(Dataset entries)
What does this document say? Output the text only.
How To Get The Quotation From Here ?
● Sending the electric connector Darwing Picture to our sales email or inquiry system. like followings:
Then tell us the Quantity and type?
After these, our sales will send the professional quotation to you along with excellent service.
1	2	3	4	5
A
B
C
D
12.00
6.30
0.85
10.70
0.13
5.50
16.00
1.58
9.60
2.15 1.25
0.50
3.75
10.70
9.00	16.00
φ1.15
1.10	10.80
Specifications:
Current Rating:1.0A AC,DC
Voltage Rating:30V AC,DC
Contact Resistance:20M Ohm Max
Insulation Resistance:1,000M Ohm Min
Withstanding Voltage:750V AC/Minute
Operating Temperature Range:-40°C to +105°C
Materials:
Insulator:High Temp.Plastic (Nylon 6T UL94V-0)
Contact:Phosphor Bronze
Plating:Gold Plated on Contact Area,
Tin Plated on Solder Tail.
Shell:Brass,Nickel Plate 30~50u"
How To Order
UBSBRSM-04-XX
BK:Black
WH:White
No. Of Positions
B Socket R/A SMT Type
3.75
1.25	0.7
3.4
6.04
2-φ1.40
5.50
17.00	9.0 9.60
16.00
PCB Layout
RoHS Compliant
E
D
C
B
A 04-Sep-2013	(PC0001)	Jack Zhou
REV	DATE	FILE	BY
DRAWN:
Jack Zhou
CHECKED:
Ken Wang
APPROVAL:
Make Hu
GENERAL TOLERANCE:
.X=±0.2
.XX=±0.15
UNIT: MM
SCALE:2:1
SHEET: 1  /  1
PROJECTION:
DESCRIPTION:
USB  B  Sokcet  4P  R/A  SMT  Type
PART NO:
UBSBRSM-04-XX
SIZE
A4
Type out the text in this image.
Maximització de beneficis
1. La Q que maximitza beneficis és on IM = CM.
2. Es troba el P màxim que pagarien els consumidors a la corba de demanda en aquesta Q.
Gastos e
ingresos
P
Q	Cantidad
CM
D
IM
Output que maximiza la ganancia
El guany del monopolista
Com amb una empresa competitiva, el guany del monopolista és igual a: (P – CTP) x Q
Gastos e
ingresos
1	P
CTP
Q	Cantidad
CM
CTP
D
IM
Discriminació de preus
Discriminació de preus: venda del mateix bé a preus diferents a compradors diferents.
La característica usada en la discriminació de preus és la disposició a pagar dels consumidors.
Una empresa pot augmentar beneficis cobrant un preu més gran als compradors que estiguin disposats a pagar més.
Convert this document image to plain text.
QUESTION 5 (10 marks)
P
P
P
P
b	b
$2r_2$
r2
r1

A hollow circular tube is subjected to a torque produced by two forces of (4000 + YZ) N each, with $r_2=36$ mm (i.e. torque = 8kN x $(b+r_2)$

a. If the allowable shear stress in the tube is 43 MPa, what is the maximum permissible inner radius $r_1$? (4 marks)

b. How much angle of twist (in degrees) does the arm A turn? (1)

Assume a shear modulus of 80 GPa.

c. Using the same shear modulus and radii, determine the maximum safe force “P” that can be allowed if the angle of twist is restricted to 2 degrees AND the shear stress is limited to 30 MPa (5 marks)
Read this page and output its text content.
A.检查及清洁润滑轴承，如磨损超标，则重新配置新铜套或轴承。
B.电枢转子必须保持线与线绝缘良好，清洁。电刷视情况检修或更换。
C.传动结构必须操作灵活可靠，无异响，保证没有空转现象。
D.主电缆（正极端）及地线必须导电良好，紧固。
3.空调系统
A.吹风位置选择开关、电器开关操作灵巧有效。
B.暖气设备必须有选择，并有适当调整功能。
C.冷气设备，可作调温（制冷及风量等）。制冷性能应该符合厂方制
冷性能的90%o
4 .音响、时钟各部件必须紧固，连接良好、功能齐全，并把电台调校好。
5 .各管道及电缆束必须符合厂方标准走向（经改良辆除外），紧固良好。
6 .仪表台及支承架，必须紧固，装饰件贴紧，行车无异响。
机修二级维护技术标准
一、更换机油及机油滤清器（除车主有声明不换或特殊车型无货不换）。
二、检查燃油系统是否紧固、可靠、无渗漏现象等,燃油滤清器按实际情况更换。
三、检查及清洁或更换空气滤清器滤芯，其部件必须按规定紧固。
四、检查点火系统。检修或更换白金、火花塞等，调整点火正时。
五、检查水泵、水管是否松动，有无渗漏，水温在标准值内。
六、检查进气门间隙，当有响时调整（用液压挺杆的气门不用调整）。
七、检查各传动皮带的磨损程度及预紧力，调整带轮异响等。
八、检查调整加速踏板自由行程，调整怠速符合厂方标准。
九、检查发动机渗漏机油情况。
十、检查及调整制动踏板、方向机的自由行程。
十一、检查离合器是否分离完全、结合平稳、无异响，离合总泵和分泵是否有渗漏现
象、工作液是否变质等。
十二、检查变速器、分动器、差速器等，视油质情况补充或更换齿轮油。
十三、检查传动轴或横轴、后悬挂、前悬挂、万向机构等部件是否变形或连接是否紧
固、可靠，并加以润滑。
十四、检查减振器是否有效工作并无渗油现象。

▸ STATED PROBLEM: Copy each line of the preceding data that contains the string "guany".

▸ TASK RESULT:
El guany del monopolista
Com amb una empresa competitiva, el guany del monopolista és igual a: (P – CTP) x Q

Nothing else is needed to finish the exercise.